**DIRECTIONS**
Extract each line bearing the word "specials".

[Dataset entries on figures]
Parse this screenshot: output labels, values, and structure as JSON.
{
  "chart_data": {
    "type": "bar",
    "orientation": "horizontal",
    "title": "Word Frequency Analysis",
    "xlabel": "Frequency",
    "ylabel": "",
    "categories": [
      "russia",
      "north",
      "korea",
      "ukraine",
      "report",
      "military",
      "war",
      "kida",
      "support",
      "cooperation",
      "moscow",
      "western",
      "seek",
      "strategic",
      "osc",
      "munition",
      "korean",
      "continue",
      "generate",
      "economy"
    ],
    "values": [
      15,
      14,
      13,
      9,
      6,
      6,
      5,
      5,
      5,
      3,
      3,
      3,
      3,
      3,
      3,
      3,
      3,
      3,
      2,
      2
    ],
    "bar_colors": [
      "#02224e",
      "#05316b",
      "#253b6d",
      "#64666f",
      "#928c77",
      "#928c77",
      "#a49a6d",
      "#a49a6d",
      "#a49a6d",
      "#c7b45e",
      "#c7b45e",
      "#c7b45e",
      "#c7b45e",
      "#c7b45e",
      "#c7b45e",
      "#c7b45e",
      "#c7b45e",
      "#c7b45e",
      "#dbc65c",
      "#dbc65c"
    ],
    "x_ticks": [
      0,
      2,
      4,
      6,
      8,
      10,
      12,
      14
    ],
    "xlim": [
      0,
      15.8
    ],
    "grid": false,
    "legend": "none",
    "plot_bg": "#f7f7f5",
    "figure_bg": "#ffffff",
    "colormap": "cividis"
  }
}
==
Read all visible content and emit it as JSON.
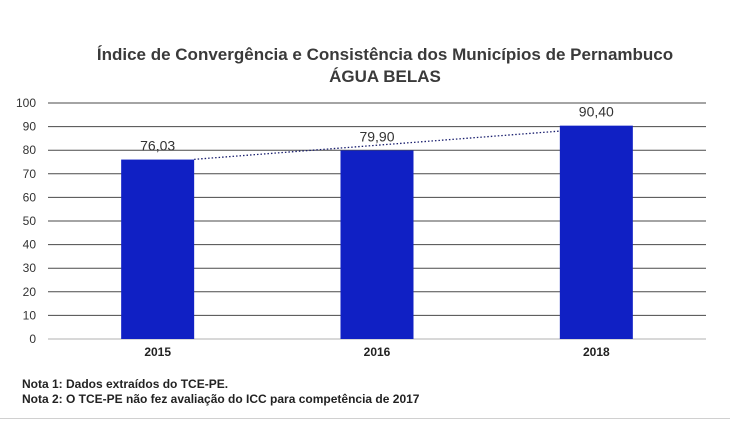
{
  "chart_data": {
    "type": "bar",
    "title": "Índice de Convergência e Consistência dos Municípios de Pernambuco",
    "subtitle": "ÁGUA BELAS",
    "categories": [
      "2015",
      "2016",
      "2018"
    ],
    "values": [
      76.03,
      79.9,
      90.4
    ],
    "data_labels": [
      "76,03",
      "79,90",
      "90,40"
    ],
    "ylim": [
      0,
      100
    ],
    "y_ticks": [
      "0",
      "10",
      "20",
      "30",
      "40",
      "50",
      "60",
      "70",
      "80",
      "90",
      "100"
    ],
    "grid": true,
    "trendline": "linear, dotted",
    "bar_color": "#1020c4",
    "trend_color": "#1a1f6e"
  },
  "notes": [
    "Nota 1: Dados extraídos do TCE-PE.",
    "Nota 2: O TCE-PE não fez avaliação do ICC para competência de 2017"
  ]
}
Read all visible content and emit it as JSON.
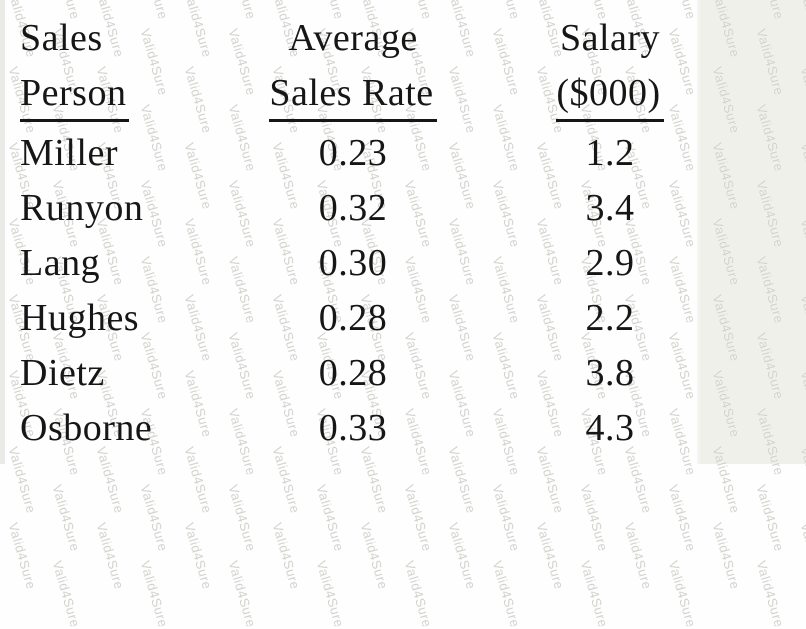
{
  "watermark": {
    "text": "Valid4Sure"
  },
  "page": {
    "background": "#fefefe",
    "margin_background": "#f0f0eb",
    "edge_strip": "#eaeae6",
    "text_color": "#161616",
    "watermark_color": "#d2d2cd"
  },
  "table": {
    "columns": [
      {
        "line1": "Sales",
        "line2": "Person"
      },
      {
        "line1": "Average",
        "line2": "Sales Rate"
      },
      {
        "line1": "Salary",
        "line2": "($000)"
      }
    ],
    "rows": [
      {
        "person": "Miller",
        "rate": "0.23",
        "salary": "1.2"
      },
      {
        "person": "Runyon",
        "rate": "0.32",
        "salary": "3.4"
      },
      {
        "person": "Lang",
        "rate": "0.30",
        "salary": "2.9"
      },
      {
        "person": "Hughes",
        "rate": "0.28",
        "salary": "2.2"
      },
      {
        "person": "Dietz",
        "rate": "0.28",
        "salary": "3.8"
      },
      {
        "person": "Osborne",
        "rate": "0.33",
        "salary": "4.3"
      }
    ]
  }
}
---
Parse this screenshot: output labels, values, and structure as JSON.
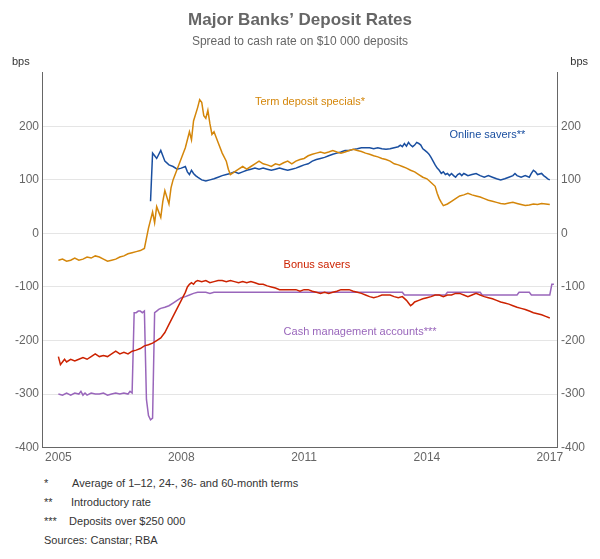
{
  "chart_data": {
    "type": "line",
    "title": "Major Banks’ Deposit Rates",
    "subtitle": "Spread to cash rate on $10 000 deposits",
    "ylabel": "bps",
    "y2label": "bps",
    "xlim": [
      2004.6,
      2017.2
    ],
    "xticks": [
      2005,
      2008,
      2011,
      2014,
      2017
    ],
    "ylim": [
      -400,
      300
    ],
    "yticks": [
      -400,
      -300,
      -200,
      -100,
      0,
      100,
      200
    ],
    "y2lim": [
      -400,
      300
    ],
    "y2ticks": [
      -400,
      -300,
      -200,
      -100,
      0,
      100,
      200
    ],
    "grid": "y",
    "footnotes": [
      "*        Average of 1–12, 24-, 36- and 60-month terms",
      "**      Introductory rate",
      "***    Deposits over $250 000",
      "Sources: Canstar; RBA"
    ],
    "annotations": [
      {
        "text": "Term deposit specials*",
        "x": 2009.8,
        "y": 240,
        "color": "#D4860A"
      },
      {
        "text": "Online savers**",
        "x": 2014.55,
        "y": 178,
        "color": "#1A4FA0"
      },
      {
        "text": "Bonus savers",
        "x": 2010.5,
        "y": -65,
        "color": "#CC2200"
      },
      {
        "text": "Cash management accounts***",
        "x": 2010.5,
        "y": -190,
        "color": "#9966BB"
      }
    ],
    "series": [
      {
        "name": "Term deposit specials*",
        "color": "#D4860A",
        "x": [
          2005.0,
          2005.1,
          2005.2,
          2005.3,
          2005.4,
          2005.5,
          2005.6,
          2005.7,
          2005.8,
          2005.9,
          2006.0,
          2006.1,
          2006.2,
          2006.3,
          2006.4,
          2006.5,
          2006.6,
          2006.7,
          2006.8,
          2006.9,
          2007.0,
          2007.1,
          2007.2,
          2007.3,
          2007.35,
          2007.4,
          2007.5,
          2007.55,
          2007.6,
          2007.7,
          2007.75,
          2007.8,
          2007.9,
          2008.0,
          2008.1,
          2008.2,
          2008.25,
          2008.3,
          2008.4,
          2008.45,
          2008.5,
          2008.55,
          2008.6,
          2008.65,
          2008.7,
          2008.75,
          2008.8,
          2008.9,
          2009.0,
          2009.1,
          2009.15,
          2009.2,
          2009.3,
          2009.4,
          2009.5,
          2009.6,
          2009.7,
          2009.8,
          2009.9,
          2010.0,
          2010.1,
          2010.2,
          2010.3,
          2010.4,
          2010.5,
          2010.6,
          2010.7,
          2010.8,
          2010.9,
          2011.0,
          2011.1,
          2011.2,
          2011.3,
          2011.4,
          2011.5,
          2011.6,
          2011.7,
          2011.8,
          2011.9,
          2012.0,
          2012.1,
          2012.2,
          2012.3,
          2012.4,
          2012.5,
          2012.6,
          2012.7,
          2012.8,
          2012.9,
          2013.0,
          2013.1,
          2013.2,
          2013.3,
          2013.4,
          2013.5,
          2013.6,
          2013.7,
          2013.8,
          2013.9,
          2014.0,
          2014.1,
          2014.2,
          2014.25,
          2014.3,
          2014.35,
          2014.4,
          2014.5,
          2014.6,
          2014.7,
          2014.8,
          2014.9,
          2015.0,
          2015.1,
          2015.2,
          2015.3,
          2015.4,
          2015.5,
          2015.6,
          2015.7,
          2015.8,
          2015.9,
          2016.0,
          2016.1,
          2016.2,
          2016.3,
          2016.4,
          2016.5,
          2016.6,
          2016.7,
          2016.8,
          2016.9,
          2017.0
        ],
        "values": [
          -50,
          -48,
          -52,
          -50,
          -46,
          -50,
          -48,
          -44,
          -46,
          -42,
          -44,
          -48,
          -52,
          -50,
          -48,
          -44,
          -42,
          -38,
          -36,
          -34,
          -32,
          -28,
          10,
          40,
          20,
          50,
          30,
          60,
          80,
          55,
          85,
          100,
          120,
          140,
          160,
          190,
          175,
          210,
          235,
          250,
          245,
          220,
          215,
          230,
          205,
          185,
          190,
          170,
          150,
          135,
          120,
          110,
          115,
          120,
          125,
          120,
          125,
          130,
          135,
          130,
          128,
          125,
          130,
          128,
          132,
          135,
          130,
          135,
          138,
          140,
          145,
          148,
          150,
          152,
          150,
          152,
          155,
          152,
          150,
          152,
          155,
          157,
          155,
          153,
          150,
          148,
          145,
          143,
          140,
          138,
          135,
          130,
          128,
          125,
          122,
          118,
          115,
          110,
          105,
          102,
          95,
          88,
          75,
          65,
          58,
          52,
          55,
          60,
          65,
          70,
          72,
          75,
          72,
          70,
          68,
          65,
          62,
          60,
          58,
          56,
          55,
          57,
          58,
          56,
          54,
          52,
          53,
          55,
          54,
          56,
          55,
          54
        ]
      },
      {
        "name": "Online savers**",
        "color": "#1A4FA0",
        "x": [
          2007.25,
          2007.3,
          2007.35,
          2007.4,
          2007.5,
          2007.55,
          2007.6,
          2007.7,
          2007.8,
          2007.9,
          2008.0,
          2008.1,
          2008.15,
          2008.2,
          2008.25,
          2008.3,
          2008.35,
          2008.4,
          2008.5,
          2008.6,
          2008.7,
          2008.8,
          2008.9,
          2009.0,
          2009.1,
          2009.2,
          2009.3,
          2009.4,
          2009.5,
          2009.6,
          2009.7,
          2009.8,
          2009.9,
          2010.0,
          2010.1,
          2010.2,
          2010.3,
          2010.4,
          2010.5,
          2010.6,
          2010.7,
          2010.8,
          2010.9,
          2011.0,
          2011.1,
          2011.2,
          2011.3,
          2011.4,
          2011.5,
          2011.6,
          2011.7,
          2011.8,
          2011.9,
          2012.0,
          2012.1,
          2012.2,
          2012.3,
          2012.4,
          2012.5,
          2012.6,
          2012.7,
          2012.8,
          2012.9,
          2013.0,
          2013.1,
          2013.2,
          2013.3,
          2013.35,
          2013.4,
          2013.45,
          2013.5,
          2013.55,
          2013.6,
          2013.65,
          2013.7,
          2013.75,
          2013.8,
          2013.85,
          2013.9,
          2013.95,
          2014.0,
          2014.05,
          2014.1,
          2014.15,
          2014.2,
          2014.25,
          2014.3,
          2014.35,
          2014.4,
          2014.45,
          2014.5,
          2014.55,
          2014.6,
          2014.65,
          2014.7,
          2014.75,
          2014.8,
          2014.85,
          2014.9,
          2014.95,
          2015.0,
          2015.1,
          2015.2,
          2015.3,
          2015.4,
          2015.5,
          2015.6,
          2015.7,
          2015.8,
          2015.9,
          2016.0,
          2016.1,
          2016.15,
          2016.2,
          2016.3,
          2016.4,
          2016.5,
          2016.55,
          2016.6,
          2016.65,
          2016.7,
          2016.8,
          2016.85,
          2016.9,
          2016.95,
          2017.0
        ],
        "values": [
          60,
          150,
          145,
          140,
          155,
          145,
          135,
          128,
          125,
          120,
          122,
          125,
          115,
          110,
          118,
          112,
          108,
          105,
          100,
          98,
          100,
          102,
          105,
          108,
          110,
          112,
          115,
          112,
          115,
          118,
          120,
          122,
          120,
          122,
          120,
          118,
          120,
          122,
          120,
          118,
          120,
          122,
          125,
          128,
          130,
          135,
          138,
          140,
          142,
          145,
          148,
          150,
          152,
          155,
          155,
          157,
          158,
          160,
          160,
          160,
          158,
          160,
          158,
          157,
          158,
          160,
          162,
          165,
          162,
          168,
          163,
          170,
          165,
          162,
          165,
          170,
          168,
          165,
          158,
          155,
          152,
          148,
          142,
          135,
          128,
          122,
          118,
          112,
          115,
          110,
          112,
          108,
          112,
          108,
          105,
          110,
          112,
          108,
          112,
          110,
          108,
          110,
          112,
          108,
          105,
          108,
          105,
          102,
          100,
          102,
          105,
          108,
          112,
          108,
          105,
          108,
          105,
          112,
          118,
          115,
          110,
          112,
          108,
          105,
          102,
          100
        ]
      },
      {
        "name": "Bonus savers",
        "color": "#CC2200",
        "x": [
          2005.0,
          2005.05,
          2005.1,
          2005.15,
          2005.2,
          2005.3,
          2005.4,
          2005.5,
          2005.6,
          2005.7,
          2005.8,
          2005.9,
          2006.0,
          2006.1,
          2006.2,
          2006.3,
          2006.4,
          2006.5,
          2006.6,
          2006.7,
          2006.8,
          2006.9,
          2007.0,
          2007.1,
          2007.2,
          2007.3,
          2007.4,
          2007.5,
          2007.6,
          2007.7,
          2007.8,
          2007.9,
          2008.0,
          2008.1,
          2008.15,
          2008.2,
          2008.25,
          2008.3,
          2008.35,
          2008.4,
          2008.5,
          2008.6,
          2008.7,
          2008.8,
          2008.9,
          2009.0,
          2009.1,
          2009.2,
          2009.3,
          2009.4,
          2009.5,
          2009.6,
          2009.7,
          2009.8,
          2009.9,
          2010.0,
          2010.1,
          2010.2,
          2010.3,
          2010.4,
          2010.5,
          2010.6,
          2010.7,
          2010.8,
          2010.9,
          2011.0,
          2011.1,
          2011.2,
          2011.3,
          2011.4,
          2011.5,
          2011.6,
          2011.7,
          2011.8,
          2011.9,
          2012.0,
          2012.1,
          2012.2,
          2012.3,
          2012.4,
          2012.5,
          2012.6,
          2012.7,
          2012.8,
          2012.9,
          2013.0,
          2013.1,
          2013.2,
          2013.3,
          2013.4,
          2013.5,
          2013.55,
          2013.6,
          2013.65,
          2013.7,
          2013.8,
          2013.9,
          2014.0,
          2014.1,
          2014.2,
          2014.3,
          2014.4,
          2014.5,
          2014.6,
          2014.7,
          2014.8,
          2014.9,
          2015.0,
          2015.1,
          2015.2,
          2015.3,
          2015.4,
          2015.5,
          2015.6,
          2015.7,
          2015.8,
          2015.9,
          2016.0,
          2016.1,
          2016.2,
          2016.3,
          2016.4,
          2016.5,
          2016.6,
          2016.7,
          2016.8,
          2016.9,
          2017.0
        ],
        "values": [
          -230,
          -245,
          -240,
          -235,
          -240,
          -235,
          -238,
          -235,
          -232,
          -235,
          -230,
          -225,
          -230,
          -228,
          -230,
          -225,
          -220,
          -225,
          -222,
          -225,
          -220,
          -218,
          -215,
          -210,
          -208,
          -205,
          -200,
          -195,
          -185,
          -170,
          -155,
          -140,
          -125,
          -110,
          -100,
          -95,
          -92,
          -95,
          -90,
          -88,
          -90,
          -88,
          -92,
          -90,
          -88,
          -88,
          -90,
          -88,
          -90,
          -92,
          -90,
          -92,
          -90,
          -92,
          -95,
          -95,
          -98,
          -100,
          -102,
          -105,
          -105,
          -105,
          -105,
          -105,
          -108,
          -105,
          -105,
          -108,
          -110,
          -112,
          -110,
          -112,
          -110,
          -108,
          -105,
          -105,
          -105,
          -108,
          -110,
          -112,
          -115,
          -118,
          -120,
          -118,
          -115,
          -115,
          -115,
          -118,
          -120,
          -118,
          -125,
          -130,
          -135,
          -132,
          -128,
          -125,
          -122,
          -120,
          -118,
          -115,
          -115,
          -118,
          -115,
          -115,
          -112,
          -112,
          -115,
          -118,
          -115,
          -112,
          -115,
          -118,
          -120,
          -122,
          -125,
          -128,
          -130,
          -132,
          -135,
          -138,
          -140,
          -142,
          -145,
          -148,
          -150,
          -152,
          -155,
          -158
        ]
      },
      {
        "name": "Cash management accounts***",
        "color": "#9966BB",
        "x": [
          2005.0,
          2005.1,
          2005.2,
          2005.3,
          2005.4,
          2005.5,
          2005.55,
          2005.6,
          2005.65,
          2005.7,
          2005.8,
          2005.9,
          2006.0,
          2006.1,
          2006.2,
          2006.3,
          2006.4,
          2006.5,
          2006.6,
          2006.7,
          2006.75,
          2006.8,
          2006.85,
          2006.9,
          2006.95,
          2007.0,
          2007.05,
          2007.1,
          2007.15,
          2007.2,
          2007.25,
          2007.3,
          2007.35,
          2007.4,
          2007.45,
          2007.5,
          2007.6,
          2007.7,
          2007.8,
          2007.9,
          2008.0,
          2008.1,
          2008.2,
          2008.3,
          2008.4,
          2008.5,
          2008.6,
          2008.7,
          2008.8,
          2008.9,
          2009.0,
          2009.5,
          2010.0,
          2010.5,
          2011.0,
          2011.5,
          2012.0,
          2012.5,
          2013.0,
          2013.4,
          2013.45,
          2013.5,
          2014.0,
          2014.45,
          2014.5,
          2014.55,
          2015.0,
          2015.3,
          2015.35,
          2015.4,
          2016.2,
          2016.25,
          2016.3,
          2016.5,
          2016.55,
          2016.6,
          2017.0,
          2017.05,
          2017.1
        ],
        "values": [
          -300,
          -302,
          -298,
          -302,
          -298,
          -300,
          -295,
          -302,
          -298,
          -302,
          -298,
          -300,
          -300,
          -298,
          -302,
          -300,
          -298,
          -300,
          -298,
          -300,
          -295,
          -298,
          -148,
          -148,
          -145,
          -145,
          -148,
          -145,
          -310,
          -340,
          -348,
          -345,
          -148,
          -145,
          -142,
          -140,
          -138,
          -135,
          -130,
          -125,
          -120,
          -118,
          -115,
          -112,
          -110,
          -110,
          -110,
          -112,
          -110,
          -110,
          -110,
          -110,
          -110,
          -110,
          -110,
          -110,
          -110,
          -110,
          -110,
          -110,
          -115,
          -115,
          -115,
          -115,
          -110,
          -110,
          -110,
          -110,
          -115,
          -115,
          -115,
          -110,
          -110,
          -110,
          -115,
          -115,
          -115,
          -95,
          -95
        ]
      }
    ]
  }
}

**OUTPUT**
        "text": "Term deposit specials*",
        "name": "Term deposit specials*",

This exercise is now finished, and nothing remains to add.